* [MATERIAL SUPPLIED]:
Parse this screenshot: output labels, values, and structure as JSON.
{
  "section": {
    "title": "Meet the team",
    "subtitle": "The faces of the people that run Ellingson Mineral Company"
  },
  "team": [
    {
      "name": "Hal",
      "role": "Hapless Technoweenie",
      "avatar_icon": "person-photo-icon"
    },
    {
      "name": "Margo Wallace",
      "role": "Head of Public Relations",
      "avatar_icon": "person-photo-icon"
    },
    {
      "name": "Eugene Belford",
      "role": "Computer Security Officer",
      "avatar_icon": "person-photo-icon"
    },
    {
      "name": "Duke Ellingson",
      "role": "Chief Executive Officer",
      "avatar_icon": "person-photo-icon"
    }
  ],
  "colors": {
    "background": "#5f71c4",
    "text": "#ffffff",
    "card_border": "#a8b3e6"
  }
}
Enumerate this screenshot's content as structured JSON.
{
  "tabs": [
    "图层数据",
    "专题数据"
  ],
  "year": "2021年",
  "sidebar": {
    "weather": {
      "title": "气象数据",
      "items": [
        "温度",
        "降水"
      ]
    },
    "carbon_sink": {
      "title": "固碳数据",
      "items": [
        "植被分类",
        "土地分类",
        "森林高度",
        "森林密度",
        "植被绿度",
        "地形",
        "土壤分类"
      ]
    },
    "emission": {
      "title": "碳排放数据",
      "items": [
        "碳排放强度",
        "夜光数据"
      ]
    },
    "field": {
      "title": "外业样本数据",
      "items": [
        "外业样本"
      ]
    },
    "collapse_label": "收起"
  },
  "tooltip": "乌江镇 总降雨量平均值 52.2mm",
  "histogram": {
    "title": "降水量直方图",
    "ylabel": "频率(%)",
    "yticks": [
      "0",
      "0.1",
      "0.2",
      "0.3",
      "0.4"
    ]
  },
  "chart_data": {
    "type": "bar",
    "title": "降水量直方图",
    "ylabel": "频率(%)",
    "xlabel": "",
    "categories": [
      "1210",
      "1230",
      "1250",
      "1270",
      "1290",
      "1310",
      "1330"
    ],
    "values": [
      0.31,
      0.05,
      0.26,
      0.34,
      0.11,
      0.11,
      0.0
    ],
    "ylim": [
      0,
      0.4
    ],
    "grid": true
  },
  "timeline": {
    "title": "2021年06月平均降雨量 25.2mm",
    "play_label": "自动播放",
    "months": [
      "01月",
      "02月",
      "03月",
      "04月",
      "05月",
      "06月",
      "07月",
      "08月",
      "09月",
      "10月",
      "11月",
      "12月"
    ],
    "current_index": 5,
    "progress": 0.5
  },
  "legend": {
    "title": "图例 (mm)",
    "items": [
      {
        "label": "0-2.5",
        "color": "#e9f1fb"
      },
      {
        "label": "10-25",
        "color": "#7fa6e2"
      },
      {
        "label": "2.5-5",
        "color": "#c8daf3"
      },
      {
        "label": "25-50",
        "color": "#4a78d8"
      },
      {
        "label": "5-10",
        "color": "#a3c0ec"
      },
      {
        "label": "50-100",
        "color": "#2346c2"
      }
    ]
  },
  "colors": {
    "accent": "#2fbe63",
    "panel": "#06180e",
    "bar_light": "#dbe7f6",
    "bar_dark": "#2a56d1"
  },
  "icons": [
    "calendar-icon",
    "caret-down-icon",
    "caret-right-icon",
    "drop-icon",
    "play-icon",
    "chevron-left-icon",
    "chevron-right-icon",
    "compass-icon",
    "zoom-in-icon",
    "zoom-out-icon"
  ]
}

* [WHAT THE TASK ASKS]:
Output every line above without altering anything.

* [FULL SOLUTION]:
Parse this screenshot: output labels, values, and structure as JSON.
{
  "section": {
    "title": "Meet the team",
    "subtitle": "The faces of the people that run Ellingson Mineral Company"
  },
  "team": [
    {
      "name": "Hal",
      "role": "Hapless Technoweenie",
      "avatar_icon": "person-photo-icon"
    },
    {
      "name": "Margo Wallace",
      "role": "Head of Public Relations",
      "avatar_icon": "person-photo-icon"
    },
    {
      "name": "Eugene Belford",
      "role": "Computer Security Officer",
      "avatar_icon": "person-photo-icon"
    },
    {
      "name": "Duke Ellingson",
      "role": "Chief Executive Officer",
      "avatar_icon": "person-photo-icon"
    }
  ],
  "colors": {
    "background": "#5f71c4",
    "text": "#ffffff",
    "card_border": "#a8b3e6"
  }
}
Enumerate this screenshot's content as structured JSON.
{
  "tabs": [
    "图层数据",
    "专题数据"
  ],
  "year": "2021年",
  "sidebar": {
    "weather": {
      "title": "气象数据",
      "items": [
        "温度",
        "降水"
      ]
    },
    "carbon_sink": {
      "title": "固碳数据",
      "items": [
        "植被分类",
        "土地分类",
        "森林高度",
        "森林密度",
        "植被绿度",
        "地形",
        "土壤分类"
      ]
    },
    "emission": {
      "title": "碳排放数据",
      "items": [
        "碳排放强度",
        "夜光数据"
      ]
    },
    "field": {
      "title": "外业样本数据",
      "items": [
        "外业样本"
      ]
    },
    "collapse_label": "收起"
  },
  "tooltip": "乌江镇 总降雨量平均值 52.2mm",
  "histogram": {
    "title": "降水量直方图",
    "ylabel": "频率(%)",
    "yticks": [
      "0",
      "0.1",
      "0.2",
      "0.3",
      "0.4"
    ]
  },
  "chart_data": {
    "type": "bar",
    "title": "降水量直方图",
    "ylabel": "频率(%)",
    "xlabel": "",
    "categories": [
      "1210",
      "1230",
      "1250",
      "1270",
      "1290",
      "1310",
      "1330"
    ],
    "values": [
      0.31,
      0.05,
      0.26,
      0.34,
      0.11,
      0.11,
      0.0
    ],
    "ylim": [
      0,
      0.4
    ],
    "grid": true
  },
  "timeline": {
    "title": "2021年06月平均降雨量 25.2mm",
    "play_label": "自动播放",
    "months": [
      "01月",
      "02月",
      "03月",
      "04月",
      "05月",
      "06月",
      "07月",
      "08月",
      "09月",
      "10月",
      "11月",
      "12月"
    ],
    "current_index": 5,
    "progress": 0.5
  },
  "legend": {
    "title": "图例 (mm)",
    "items": [
      {
        "label": "0-2.5",
        "color": "#e9f1fb"
      },
      {
        "label": "10-25",
        "color": "#7fa6e2"
      },
      {
        "label": "2.5-5",
        "color": "#c8daf3"
      },
      {
        "label": "25-50",
        "color": "#4a78d8"
      },
      {
        "label": "5-10",
        "color": "#a3c0ec"
      },
      {
        "label": "50-100",
        "color": "#2346c2"
      }
    ]
  },
  "colors": {
    "accent": "#2fbe63",
    "panel": "#06180e",
    "bar_light": "#dbe7f6",
    "bar_dark": "#2a56d1"
  },
  "icons": [
    "calendar-icon",
    "caret-down-icon",
    "caret-right-icon",
    "drop-icon",
    "play-icon",
    "chevron-left-icon",
    "chevron-right-icon",
    "compass-icon",
    "zoom-in-icon",
    "zoom-out-icon"
  ]
}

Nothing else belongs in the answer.